## Supplied data

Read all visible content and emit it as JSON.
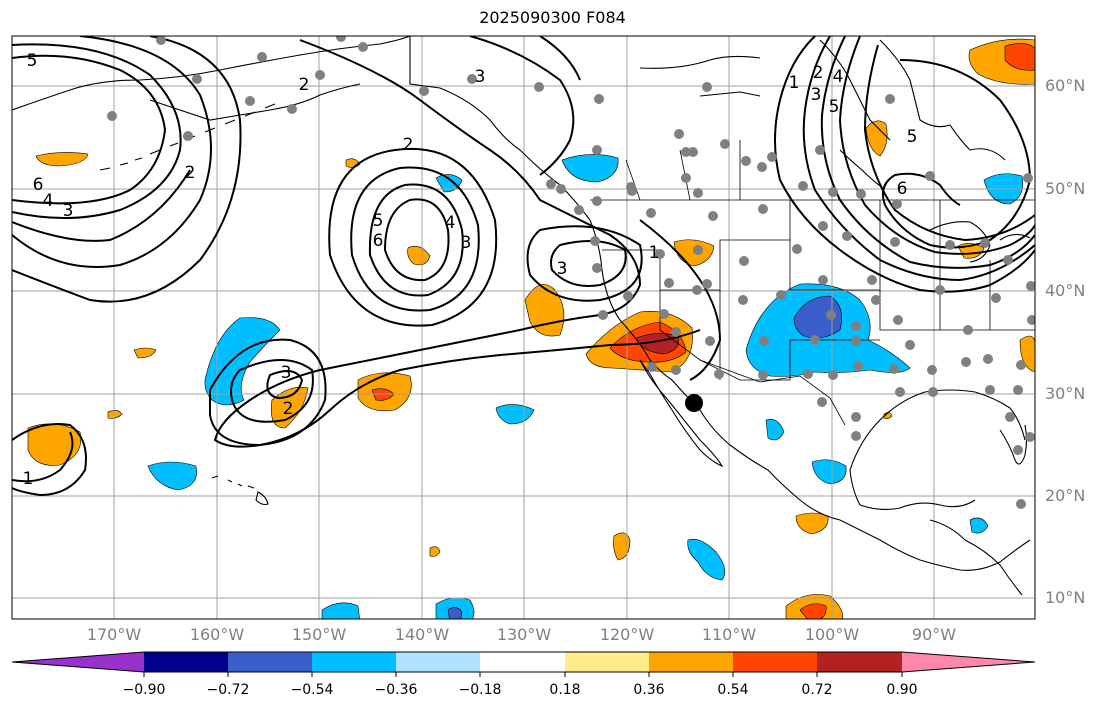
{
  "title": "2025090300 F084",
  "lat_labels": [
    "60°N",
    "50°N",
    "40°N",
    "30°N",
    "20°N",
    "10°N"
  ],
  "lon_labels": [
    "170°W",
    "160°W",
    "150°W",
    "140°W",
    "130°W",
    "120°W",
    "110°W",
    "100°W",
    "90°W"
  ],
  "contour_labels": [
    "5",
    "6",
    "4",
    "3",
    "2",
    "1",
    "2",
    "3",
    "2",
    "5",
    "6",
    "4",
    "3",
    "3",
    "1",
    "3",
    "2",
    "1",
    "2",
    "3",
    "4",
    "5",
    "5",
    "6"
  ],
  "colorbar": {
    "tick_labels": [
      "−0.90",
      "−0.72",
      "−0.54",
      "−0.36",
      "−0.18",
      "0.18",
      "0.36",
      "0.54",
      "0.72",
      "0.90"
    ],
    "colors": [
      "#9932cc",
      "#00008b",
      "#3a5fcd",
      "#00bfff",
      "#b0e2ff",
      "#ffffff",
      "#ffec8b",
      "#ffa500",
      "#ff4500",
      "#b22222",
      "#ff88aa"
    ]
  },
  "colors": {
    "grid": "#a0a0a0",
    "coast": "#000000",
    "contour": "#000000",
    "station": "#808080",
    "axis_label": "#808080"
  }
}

## Task prompt
Set down the material above as is, without any pictures.

## Exercise response
Read all visible content and emit it as JSON.
{
  "title": "2025090300 F084",
  "lat_labels": [
    "60°N",
    "50°N",
    "40°N",
    "30°N",
    "20°N",
    "10°N"
  ],
  "lon_labels": [
    "170°W",
    "160°W",
    "150°W",
    "140°W",
    "130°W",
    "120°W",
    "110°W",
    "100°W",
    "90°W"
  ],
  "contour_labels": [
    "5",
    "6",
    "4",
    "3",
    "2",
    "1",
    "2",
    "3",
    "2",
    "5",
    "6",
    "4",
    "3",
    "3",
    "1",
    "3",
    "2",
    "1",
    "2",
    "3",
    "4",
    "5",
    "5",
    "6"
  ],
  "colorbar": {
    "tick_labels": [
      "−0.90",
      "−0.72",
      "−0.54",
      "−0.36",
      "−0.18",
      "0.18",
      "0.36",
      "0.54",
      "0.72",
      "0.90"
    ],
    "colors": [
      "#9932cc",
      "#00008b",
      "#3a5fcd",
      "#00bfff",
      "#b0e2ff",
      "#ffffff",
      "#ffec8b",
      "#ffa500",
      "#ff4500",
      "#b22222",
      "#ff88aa"
    ]
  },
  "colors": {
    "grid": "#a0a0a0",
    "coast": "#000000",
    "contour": "#000000",
    "station": "#808080",
    "axis_label": "#808080"
  }
}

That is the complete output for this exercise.